+++ Record extracts
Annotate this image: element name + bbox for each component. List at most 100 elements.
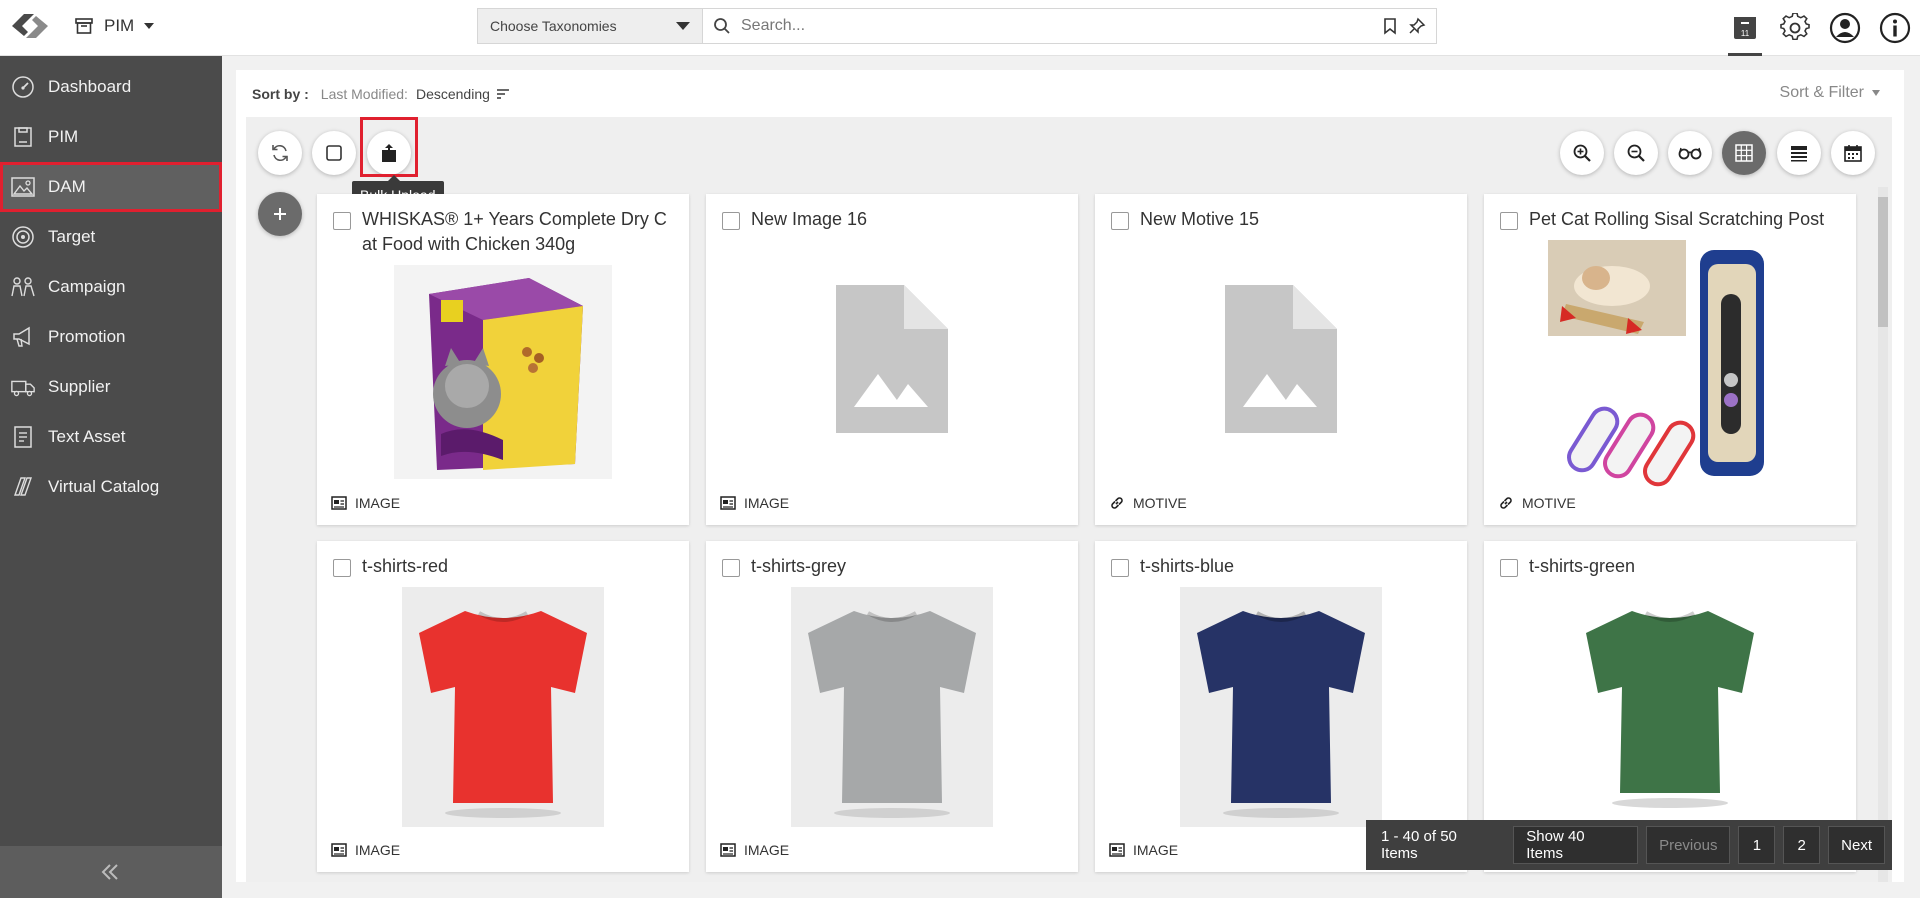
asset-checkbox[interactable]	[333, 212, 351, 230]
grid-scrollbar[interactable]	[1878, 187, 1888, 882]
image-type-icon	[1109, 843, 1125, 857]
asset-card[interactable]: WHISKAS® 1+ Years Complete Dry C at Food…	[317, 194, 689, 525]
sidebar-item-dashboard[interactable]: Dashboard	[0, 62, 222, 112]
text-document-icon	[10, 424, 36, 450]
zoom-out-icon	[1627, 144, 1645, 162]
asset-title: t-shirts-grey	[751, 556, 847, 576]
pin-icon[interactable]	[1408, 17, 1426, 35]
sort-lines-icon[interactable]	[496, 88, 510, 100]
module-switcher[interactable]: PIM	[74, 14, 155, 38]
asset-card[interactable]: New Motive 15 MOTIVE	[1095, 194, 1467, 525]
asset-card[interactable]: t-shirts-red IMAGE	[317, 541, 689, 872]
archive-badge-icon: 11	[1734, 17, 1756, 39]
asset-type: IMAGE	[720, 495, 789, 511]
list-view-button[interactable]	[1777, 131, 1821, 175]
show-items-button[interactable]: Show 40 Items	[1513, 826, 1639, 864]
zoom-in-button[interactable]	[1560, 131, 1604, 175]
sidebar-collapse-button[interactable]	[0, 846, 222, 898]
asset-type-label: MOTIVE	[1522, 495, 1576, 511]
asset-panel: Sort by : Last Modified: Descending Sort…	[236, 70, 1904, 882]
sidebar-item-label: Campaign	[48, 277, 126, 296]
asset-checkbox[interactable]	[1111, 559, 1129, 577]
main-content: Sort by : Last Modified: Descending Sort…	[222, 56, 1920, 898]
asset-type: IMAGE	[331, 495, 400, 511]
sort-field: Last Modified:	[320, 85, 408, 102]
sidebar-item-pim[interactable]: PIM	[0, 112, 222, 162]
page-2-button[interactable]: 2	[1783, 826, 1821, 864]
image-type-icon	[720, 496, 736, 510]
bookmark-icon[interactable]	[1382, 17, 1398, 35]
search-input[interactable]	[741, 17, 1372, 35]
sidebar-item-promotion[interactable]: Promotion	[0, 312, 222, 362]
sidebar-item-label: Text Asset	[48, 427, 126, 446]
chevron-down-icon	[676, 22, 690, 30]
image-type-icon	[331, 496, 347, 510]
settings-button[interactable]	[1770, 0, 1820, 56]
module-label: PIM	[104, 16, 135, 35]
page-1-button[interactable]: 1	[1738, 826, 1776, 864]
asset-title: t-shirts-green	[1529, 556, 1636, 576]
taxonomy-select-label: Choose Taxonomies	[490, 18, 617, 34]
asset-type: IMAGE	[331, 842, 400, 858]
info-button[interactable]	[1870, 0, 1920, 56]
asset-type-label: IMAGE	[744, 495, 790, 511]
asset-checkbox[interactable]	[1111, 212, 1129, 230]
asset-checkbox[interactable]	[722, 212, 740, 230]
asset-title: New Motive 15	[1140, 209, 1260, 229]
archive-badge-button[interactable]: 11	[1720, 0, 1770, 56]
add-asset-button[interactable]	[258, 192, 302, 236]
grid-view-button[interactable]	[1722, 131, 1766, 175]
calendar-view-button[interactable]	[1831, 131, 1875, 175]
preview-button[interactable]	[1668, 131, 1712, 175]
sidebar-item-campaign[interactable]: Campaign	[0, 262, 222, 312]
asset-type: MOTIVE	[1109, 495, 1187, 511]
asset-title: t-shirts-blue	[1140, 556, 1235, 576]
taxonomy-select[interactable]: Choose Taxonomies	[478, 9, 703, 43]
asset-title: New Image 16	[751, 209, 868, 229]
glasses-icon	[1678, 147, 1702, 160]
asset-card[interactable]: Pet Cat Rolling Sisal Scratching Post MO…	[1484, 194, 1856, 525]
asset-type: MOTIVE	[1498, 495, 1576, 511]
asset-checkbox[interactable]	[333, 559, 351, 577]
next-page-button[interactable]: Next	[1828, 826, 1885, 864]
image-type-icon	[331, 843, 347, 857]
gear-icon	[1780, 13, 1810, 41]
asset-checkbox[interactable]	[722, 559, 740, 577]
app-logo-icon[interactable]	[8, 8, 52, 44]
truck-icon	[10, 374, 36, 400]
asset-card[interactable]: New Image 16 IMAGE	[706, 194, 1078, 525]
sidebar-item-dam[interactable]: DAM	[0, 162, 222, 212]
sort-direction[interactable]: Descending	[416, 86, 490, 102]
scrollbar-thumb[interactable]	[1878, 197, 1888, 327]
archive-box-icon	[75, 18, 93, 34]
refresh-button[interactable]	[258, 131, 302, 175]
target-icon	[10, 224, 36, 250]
++++++
What needs to be done -
Reproduce the data from the line with "212, 351, 230]" through the line with "62, 222, 112]", including both of those lines.

Result below -
asset-checkbox[interactable]	[333, 212, 351, 230]
grid-scrollbar[interactable]	[1878, 187, 1888, 882]
image-type-icon	[1109, 843, 1125, 857]
asset-card[interactable]: WHISKAS® 1+ Years Complete Dry C at Food…	[317, 194, 689, 525]
sidebar-item-dashboard[interactable]: Dashboard	[0, 62, 222, 112]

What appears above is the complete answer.